* _Task objective_
Without changing a character, return the entries, but not the images they hold.

START

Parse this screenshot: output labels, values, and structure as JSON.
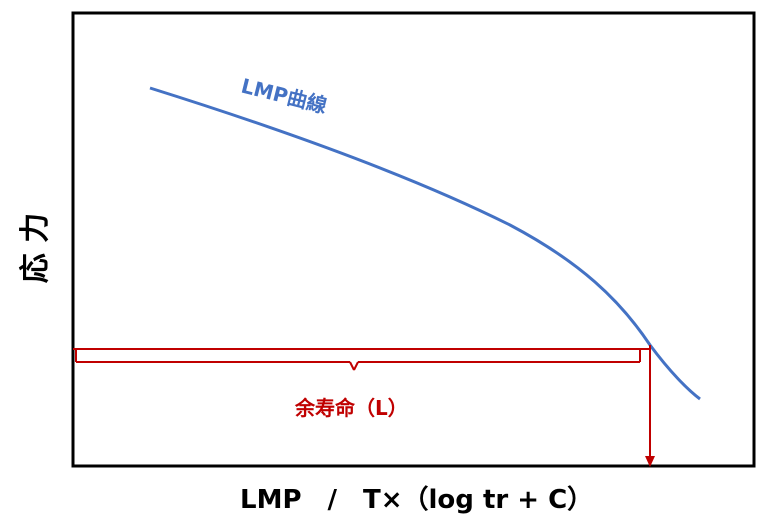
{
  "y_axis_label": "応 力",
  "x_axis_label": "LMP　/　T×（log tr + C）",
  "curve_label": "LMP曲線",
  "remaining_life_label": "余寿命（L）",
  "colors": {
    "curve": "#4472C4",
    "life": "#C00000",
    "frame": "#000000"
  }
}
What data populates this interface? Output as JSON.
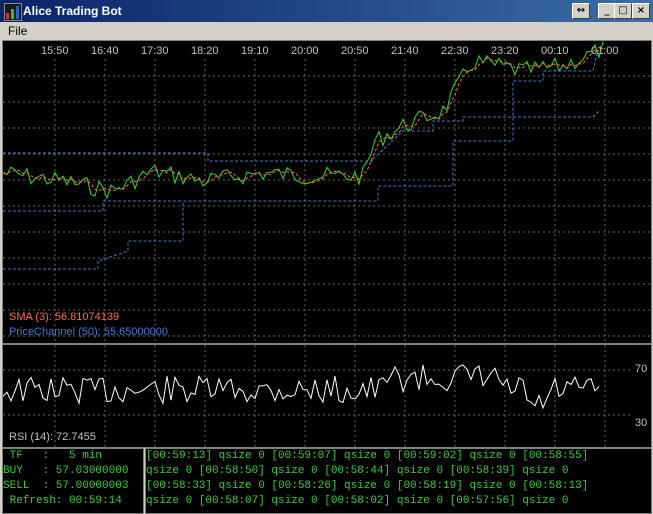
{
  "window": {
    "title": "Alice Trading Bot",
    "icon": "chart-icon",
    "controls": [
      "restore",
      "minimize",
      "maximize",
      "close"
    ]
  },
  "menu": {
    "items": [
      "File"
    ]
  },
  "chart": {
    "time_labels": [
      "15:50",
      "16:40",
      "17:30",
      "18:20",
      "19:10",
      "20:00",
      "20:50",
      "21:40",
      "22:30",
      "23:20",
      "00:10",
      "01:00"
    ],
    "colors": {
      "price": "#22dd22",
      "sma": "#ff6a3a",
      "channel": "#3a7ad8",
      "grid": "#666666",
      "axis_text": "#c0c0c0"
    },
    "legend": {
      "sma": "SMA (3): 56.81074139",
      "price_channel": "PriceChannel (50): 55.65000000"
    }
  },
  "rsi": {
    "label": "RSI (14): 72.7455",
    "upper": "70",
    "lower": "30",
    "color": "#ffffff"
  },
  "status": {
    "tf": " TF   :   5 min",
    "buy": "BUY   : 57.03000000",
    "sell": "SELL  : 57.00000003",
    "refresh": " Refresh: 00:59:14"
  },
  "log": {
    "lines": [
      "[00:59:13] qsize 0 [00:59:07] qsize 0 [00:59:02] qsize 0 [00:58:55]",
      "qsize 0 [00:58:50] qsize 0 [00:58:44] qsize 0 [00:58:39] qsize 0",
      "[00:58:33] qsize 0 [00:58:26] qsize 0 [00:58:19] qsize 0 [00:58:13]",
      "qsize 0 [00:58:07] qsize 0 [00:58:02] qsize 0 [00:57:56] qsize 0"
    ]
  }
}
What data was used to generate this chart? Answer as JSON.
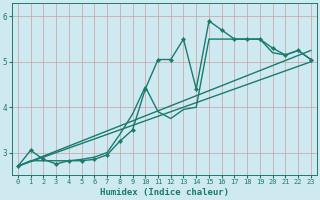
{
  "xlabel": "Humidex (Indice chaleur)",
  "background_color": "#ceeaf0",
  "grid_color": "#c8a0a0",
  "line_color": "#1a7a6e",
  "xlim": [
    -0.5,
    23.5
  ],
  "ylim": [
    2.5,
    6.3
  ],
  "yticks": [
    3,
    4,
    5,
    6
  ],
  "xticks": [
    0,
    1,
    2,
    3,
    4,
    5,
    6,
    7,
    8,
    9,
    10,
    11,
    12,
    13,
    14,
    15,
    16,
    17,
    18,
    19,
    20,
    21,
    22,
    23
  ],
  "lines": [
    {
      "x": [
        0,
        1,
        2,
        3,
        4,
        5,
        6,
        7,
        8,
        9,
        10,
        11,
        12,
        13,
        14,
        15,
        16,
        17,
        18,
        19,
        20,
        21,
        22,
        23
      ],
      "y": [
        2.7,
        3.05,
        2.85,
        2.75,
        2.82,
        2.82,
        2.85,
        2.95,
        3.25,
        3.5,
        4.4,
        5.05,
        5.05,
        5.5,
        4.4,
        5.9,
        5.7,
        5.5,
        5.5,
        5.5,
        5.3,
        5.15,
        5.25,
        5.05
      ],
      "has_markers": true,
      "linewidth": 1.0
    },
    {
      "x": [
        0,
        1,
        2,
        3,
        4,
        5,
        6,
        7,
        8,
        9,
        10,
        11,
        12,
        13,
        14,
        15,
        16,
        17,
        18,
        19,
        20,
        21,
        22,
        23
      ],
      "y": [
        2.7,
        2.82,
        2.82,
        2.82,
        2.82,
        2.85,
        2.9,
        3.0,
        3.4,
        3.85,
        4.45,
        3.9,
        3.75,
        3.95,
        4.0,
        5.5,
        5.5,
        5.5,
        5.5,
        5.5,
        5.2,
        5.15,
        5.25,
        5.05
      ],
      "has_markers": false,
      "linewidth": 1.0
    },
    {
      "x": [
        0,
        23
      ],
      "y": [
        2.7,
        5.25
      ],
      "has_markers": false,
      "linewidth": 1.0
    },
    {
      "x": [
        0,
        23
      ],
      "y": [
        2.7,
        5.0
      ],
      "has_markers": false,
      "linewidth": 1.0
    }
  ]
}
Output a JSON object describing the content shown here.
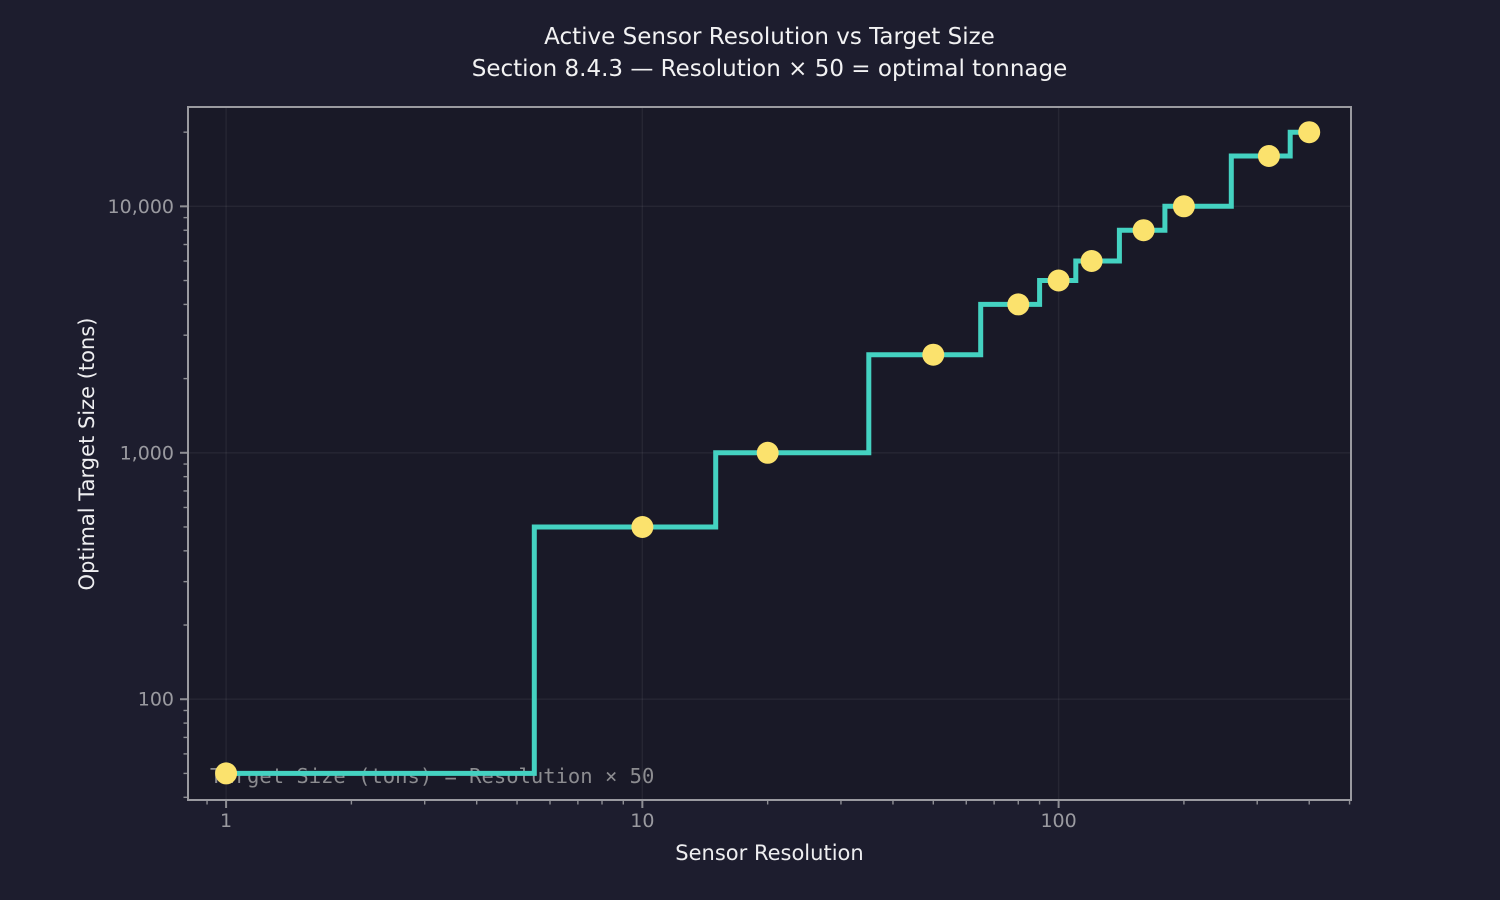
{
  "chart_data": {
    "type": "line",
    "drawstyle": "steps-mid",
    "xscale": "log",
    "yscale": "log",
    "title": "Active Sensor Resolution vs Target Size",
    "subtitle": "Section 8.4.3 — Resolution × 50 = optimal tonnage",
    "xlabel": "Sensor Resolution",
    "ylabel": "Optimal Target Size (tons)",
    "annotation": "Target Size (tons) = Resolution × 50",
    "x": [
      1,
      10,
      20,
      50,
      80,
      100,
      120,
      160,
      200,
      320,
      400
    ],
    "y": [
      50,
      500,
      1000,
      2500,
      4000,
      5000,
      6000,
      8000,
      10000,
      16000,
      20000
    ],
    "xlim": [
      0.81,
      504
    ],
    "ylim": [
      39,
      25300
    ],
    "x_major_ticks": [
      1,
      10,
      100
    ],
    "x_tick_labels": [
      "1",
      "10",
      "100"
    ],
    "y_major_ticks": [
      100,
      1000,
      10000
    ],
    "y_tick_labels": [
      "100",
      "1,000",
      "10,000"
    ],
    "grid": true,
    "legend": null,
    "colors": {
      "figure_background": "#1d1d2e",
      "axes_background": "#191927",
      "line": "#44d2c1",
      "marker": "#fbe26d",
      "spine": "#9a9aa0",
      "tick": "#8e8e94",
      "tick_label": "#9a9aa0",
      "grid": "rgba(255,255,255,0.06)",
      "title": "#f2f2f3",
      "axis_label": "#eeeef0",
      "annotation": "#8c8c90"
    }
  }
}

END

* _Task response_
Parse this screenshot: output labels, values, and structure as JSON.
{
  "y_axis_label": "応 力",
  "x_axis_label": "LMP　/　T×（log tr + C）",
  "curve_label": "LMP曲線",
  "remaining_life_label": "余寿命（L）",
  "colors": {
    "curve": "#4472C4",
    "life": "#C00000",
    "frame": "#000000"
  }
}
What data populates this interface? Output as JSON.
{
  "window": {
    "title": "Alice Trading Bot",
    "icon": "chart-icon",
    "controls": [
      "restore",
      "minimize",
      "maximize",
      "close"
    ]
  },
  "menu": {
    "items": [
      "File"
    ]
  },
  "chart": {
    "time_labels": [
      "15:50",
      "16:40",
      "17:30",
      "18:20",
      "19:10",
      "20:00",
      "20:50",
      "21:40",
      "22:30",
      "23:20",
      "00:10",
      "01:00"
    ],
    "colors": {
      "price": "#22dd22",
      "sma": "#ff6a3a",
      "channel": "#3a7ad8",
      "grid": "#666666",
      "axis_text": "#c0c0c0"
    },
    "legend": {
      "sma": "SMA (3): 56.81074139",
      "price_channel": "PriceChannel (50): 55.65000000"
    }
  },
  "rsi": {
    "label": "RSI (14): 72.7455",
    "upper": "70",
    "lower": "30",
    "color": "#ffffff"
  },
  "status": {
    "tf": " TF   :   5 min",
    "buy": "BUY   : 57.03000000",
    "sell": "SELL  : 57.00000003",
    "refresh": " Refresh: 00:59:14"
  },
  "log": {
    "lines": [
      "[00:59:13] qsize 0 [00:59:07] qsize 0 [00:59:02] qsize 0 [00:58:55]",
      "qsize 0 [00:58:50] qsize 0 [00:58:44] qsize 0 [00:58:39] qsize 0",
      "[00:58:33] qsize 0 [00:58:26] qsize 0 [00:58:19] qsize 0 [00:58:13]",
      "qsize 0 [00:58:07] qsize 0 [00:58:02] qsize 0 [00:57:56] qsize 0"
    ]
  }
}
What data was used to generate this chart? Answer as JSON.
{
  "xlabel": "Humidex (Indice chaleur)",
  "background_color": "#ceeaf0",
  "grid_color": "#c8a0a0",
  "line_color": "#1a7a6e",
  "xlim": [
    -0.5,
    23.5
  ],
  "ylim": [
    2.5,
    6.3
  ],
  "yticks": [
    3,
    4,
    5,
    6
  ],
  "xticks": [
    0,
    1,
    2,
    3,
    4,
    5,
    6,
    7,
    8,
    9,
    10,
    11,
    12,
    13,
    14,
    15,
    16,
    17,
    18,
    19,
    20,
    21,
    22,
    23
  ],
  "lines": [
    {
      "x": [
        0,
        1,
        2,
        3,
        4,
        5,
        6,
        7,
        8,
        9,
        10,
        11,
        12,
        13,
        14,
        15,
        16,
        17,
        18,
        19,
        20,
        21,
        22,
        23
      ],
      "y": [
        2.7,
        3.05,
        2.85,
        2.75,
        2.82,
        2.82,
        2.85,
        2.95,
        3.25,
        3.5,
        4.4,
        5.05,
        5.05,
        5.5,
        4.4,
        5.9,
        5.7,
        5.5,
        5.5,
        5.5,
        5.3,
        5.15,
        5.25,
        5.05
      ],
      "has_markers": true,
      "linewidth": 1.0
    },
    {
      "x": [
        0,
        1,
        2,
        3,
        4,
        5,
        6,
        7,
        8,
        9,
        10,
        11,
        12,
        13,
        14,
        15,
        16,
        17,
        18,
        19,
        20,
        21,
        22,
        23
      ],
      "y": [
        2.7,
        2.82,
        2.82,
        2.82,
        2.82,
        2.85,
        2.9,
        3.0,
        3.4,
        3.85,
        4.45,
        3.9,
        3.75,
        3.95,
        4.0,
        5.5,
        5.5,
        5.5,
        5.5,
        5.5,
        5.2,
        5.15,
        5.25,
        5.05
      ],
      "has_markers": false,
      "linewidth": 1.0
    },
    {
      "x": [
        0,
        23
      ],
      "y": [
        2.7,
        5.25
      ],
      "has_markers": false,
      "linewidth": 1.0
    },
    {
      "x": [
        0,
        23
      ],
      "y": [
        2.7,
        5.0
      ],
      "has_markers": false,
      "linewidth": 1.0
    }
  ]
}
Output a JSON object describing the content shown here.
{
  "chart_data": {
    "type": "line",
    "drawstyle": "steps-mid",
    "xscale": "log",
    "yscale": "log",
    "title": "Active Sensor Resolution vs Target Size",
    "subtitle": "Section 8.4.3 — Resolution × 50 = optimal tonnage",
    "xlabel": "Sensor Resolution",
    "ylabel": "Optimal Target Size (tons)",
    "annotation": "Target Size (tons) = Resolution × 50",
    "x": [
      1,
      10,
      20,
      50,
      80,
      100,
      120,
      160,
      200,
      320,
      400
    ],
    "y": [
      50,
      500,
      1000,
      2500,
      4000,
      5000,
      6000,
      8000,
      10000,
      16000,
      20000
    ],
    "xlim": [
      0.81,
      504
    ],
    "ylim": [
      39,
      25300
    ],
    "x_major_ticks": [
      1,
      10,
      100
    ],
    "x_tick_labels": [
      "1",
      "10",
      "100"
    ],
    "y_major_ticks": [
      100,
      1000,
      10000
    ],
    "y_tick_labels": [
      "100",
      "1,000",
      "10,000"
    ],
    "grid": true,
    "legend": null,
    "colors": {
      "figure_background": "#1d1d2e",
      "axes_background": "#191927",
      "line": "#44d2c1",
      "marker": "#fbe26d",
      "spine": "#9a9aa0",
      "tick": "#8e8e94",
      "tick_label": "#9a9aa0",
      "grid": "rgba(255,255,255,0.06)",
      "title": "#f2f2f3",
      "axis_label": "#eeeef0",
      "annotation": "#8c8c90"
    }
  }
}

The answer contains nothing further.